Et c’est là une demande conservatrice puisque l’étude menée en 2007-2009 sur les milieux aquatiques continentaux avait révélé la présence de 413 micropolluants en eaux superficielles.

(Etudes & Documents 54, 2011).

Aucun site ne fournit de manière synthétique et claire ces données pour chaque masse d’eau !

Quand nous demandons ces mesures sur chacune des masses d’eau, ni l’Onema ni l’Agence de l’eau ne sont capables de nous donner un lien efficace, c’est-à-dire un site où chaque masse d’eau dispose de son rapport de mesure comprenant l’ensemble des 72 analyses nécessaires au terme de la DCE.

L’Onema renvoie vers des relevés piscicoles ne concernant qu’une poignée de rivières, et l’Agence de l’eau vers des sous-sites Eaufrance dont aucune ne comporte l’ensemble des masses d’eau (et dont les rares que nous avons tenté de cliquer annonçait une « base indisponible »).

Il semble que la Direction de l’eau et de la biodiversité au Ministère de l’Ecologie commence seulement à prendre la mesure de l’état catastrophique de l’information sur l’environnement aquatique.

Or, cette information est non seulement un devoir vis-à-vis de l’Union européenne (rapportage de chaque état-membre pour le suivi de la Directive-cadre sur l’eau), mais elle est également un devoir vis-à-vis des citoyens, qui doivent pouvoir accéder simplement et efficacement au bilan chimique et écologique de leur rivière.

_LIGNES_:

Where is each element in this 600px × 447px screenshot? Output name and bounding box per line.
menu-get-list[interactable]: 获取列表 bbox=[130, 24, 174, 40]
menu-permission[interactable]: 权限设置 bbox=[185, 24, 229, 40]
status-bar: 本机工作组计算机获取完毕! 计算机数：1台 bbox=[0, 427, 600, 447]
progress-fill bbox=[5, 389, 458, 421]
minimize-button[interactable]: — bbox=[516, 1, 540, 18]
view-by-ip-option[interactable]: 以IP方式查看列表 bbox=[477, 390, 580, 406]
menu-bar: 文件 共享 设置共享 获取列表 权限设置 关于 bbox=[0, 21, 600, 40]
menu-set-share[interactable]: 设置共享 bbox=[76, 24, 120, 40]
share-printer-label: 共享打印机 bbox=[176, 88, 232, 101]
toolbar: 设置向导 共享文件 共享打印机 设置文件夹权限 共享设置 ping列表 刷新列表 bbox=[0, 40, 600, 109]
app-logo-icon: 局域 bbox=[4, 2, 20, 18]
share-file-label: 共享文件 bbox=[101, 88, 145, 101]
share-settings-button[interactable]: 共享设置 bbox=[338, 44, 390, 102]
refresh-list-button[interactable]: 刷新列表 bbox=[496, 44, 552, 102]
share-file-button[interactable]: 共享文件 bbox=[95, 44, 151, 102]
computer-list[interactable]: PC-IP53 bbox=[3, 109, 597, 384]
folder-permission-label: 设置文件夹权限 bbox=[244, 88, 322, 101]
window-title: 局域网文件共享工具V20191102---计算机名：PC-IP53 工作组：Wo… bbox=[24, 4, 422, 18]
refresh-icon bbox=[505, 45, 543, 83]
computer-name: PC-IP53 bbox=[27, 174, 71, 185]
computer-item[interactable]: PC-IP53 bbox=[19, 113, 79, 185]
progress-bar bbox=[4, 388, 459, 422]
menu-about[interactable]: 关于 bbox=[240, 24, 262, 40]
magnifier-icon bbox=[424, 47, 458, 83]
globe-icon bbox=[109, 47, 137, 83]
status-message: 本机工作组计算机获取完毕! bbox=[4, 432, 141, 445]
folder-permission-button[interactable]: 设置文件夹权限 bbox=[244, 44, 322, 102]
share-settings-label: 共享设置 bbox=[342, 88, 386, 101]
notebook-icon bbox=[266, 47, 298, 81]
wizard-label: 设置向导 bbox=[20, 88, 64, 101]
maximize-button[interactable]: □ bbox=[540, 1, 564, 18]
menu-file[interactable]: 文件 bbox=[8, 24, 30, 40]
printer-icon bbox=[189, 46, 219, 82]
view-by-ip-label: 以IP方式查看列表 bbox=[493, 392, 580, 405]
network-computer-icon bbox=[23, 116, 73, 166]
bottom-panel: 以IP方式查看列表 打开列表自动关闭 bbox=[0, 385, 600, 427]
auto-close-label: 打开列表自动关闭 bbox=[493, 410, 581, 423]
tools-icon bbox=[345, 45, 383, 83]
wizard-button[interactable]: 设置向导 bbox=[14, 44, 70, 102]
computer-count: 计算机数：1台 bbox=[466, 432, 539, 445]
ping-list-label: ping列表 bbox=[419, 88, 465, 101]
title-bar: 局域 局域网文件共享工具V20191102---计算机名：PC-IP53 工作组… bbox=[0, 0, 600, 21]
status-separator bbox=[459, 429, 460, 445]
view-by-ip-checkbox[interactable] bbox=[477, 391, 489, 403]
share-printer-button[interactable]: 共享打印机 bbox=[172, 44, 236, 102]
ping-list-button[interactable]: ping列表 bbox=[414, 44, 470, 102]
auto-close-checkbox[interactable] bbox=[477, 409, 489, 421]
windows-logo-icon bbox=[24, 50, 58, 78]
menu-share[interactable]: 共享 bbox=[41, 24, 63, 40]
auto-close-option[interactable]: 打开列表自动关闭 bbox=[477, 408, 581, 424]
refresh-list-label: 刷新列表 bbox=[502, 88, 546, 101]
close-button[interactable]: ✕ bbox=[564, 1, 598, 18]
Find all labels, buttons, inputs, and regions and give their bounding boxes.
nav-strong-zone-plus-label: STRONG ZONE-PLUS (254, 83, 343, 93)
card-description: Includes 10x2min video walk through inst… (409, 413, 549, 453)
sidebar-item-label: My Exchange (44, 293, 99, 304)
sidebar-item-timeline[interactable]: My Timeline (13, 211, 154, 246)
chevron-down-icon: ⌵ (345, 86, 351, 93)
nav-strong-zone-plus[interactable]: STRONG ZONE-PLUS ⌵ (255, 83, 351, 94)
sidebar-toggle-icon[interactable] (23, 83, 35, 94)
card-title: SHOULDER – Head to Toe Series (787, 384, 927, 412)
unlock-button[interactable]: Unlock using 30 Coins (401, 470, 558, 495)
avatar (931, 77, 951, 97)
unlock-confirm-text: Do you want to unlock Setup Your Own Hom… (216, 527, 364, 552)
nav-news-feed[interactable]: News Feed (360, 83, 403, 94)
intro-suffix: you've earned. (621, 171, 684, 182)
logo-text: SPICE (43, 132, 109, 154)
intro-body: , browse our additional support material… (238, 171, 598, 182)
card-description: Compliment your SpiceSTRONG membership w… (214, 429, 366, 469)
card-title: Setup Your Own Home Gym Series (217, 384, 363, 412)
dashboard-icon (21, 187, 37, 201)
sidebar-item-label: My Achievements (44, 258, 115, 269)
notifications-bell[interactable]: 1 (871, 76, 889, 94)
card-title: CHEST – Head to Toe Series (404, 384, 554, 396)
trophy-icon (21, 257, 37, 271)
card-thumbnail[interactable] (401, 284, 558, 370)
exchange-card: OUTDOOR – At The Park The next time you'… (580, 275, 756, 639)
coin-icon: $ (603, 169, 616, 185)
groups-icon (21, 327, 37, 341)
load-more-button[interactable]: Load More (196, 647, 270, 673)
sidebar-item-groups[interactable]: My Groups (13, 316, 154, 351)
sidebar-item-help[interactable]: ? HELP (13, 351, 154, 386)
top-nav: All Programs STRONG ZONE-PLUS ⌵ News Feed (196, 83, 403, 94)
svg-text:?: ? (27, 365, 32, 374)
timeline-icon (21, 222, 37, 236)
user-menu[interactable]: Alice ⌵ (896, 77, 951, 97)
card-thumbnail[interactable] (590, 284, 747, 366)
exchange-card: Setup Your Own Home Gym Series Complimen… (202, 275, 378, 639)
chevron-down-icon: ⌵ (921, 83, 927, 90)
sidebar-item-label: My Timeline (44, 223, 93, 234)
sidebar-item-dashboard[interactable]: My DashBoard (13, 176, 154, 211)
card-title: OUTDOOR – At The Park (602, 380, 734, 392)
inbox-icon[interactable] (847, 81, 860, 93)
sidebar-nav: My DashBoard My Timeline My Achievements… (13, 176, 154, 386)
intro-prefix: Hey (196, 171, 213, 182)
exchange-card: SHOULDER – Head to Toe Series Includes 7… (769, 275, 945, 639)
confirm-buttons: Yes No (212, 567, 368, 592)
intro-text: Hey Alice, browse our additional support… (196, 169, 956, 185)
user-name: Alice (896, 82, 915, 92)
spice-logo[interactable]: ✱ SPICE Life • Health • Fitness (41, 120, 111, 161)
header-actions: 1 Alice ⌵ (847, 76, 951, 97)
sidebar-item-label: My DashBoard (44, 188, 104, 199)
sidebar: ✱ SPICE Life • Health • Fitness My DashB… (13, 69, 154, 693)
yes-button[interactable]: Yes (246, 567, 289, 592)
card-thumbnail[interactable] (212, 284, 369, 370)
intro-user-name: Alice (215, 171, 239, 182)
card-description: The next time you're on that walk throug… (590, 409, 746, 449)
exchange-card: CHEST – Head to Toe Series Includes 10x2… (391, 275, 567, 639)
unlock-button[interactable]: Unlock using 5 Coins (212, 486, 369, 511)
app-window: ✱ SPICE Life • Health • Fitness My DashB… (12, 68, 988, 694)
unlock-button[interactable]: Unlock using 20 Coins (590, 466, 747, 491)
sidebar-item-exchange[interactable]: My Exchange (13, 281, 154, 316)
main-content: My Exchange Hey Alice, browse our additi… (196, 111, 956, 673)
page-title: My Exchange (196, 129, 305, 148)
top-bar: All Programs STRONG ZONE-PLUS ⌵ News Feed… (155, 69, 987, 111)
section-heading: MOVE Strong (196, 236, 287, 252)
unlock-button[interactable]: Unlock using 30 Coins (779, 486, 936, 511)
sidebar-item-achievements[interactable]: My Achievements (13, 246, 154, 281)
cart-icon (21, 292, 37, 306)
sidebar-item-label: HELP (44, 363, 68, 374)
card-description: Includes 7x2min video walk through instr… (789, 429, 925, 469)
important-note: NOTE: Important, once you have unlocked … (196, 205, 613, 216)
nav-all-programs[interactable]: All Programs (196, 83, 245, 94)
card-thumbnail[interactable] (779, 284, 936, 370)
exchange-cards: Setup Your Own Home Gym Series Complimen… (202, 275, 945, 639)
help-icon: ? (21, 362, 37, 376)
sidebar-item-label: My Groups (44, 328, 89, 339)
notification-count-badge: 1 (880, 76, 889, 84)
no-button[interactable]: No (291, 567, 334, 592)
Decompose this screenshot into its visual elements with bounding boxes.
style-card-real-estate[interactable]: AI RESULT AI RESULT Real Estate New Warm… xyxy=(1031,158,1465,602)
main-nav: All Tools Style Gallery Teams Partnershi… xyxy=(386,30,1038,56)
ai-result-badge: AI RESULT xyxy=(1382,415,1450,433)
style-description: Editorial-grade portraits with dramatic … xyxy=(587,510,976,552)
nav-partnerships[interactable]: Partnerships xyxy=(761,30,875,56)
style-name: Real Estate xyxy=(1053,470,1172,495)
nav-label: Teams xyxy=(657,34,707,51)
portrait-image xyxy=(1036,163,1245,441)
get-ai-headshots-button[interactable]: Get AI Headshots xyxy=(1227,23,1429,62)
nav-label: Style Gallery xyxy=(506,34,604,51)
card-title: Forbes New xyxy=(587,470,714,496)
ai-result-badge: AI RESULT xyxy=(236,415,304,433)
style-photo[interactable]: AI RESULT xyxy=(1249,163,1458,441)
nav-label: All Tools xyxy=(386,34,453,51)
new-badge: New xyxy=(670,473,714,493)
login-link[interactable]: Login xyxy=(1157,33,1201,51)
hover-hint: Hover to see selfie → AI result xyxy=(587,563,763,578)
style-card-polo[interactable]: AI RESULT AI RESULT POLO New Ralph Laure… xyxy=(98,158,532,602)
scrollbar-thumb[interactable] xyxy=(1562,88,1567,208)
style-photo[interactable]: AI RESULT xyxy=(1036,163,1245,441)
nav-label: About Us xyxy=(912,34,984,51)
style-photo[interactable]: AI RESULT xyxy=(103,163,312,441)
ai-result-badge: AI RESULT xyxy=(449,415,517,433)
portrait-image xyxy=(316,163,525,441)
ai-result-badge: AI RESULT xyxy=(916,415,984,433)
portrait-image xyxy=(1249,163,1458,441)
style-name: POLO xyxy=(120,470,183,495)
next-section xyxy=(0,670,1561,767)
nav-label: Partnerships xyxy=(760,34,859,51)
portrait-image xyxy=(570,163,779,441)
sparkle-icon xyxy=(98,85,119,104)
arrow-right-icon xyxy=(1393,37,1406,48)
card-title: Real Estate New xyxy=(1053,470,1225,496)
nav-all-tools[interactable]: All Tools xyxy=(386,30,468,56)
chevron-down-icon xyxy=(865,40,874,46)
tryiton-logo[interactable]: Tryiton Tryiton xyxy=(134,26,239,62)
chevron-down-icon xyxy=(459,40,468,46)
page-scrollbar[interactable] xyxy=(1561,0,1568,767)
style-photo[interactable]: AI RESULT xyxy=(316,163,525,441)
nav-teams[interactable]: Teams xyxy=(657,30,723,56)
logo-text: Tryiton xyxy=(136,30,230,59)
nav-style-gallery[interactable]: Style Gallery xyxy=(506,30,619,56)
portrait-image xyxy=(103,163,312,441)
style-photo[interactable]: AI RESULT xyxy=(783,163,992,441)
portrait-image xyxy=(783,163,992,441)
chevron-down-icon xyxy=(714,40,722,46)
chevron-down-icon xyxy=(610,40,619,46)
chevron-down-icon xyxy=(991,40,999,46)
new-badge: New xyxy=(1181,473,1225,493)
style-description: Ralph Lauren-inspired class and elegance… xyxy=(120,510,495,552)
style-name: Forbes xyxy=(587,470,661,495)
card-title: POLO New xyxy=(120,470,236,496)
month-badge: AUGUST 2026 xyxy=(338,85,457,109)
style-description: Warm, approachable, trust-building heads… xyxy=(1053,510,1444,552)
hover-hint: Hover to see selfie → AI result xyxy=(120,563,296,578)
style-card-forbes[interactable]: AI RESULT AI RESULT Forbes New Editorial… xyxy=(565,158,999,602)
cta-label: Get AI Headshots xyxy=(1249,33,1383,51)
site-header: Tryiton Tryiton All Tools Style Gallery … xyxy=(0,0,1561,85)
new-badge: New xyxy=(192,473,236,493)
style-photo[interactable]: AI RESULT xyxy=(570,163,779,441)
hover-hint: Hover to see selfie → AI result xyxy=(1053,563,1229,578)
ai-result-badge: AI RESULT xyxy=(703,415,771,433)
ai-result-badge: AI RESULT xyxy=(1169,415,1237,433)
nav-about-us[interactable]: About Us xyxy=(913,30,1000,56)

_OBJECTIF 1_: Sans compter les sites web, quels organismes publics l'extrait sur l'information relative aux rivières nomme-t-il ?
_OBJECTIF 2_:
Répondez à ces questions sur l'extrait consacré à l'information relative aux rivières :
(a) Combien de micropolluants l'étude de 2007-2009 a-t-elle révélés en eaux superficielles ?
(b) Combien d'analyses la DCE rend-elle nécessaires pour chaque masse d'eau ?
(c) Quelle mention affichaient les rares sous-sites Eaufrance que les auteurs ont tenté de cliquer ?
_OBJECTIF 3_: Écrivez la suite de l'extrait sur l'information relative aux rivières, à partir de sa dernière phrase.

_RÉPONSE 1_: Onema ; Agence de l'eau ; Direction de l'eau et de la biodiversité ; Ministère de l'Ecologie ; Union européenne

_RÉPONSE 2_:
(a) 413
(b) 72
(c) « base indisponible »

_RÉPONSE 3_:
Si le Système d’information sur l’eau vise la transparence sur les mesures réellement effectuées, rien de plus simple : il suffit de réunir sur un même site, avec entrée par bassins rivières, la liste des masses d’eau et d’un simple clic accéder à un bilan chiffré des analyses : substance (ou paramètre), année, mesure, écart de cette mesure par rapport à la normale.

Nos concitoyens sont capables de lire une analyse de sang sur ce principe, ils peuvent parfaitement lire une analyse de qualité des milieux aquatiques. Pourvu que l’Autorité en charge de l’eau soit décidée à faire la lumière sur ce qui a été réalisé ou non. Pourvu aussi qu’elle consente réellement à assurer l’accès transparent et efficace aux données relatives à l’environnement. (Comme y contraint la France un impressionnant catalogue de textes communautaires. Note EG).

Le faux argument du manque de moyen

L’argument généralement repris ces temps-ci en défense des établissements publics travaillant pour l’Autorité en charge de l’environnement est celui du « manque de moyens ».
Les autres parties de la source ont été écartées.